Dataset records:

• • • • • • •

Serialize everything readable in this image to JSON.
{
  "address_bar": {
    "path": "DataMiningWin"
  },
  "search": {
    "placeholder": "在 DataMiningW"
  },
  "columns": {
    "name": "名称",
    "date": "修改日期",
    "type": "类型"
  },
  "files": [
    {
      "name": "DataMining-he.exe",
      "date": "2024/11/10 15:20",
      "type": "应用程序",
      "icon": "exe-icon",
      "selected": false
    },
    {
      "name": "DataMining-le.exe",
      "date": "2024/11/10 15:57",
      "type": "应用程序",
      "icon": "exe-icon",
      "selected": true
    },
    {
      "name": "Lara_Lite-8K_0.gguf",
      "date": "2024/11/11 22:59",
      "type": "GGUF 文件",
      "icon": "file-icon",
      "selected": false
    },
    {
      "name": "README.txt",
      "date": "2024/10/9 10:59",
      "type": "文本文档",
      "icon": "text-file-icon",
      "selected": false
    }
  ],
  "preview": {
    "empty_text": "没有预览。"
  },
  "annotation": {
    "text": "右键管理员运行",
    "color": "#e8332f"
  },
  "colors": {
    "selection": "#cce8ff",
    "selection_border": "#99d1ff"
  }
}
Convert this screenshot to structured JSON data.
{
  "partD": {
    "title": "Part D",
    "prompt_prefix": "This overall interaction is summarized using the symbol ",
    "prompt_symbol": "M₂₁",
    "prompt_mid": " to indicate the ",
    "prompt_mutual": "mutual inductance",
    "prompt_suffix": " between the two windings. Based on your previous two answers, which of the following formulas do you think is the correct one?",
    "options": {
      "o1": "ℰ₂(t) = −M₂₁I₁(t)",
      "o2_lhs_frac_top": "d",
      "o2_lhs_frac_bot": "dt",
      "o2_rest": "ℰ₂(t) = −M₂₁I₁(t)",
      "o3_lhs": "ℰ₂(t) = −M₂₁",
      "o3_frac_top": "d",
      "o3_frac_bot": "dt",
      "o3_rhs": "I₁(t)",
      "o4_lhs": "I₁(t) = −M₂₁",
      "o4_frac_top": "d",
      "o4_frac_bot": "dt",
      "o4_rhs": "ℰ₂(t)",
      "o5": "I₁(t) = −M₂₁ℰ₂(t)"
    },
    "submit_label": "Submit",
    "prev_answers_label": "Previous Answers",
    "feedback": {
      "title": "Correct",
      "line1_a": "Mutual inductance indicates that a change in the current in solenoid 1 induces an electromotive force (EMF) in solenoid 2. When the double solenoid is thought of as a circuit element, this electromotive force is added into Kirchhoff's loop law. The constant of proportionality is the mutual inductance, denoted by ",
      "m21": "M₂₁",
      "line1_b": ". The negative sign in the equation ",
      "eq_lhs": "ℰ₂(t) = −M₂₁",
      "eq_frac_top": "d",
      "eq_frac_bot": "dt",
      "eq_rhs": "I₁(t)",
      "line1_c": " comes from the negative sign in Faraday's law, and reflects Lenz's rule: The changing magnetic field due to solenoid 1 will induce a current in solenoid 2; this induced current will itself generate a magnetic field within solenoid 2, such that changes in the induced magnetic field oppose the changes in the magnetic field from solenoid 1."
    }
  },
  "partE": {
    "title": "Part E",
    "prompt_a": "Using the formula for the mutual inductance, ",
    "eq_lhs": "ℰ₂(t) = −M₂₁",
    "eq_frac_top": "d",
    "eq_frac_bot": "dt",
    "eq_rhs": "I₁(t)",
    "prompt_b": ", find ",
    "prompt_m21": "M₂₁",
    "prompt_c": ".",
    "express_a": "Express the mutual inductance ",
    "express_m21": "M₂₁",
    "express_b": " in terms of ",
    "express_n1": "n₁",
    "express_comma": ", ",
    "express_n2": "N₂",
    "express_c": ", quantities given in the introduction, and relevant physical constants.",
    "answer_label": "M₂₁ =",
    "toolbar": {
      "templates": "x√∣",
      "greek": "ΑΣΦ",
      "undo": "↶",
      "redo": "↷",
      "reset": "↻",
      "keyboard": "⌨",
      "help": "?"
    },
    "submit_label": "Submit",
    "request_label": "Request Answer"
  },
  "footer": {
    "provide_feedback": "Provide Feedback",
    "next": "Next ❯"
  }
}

• • • • • • •

## EXERCISE BRIEF:
Copy every single line of the material above that holds "sign".

## RESULT OF THE TASK:
      "line1_b": ". The negative sign in the equation ",
      "line1_c": " comes from the negative sign in Faraday's law, and reflects Lenz's rule: The changing magnetic field due to solenoid 1 will induce a current in solenoid 2; this induced current will itself generate a magnetic field within solenoid 2, such that changes in the induced magnetic field oppose the changes in the magnetic field from solenoid 1."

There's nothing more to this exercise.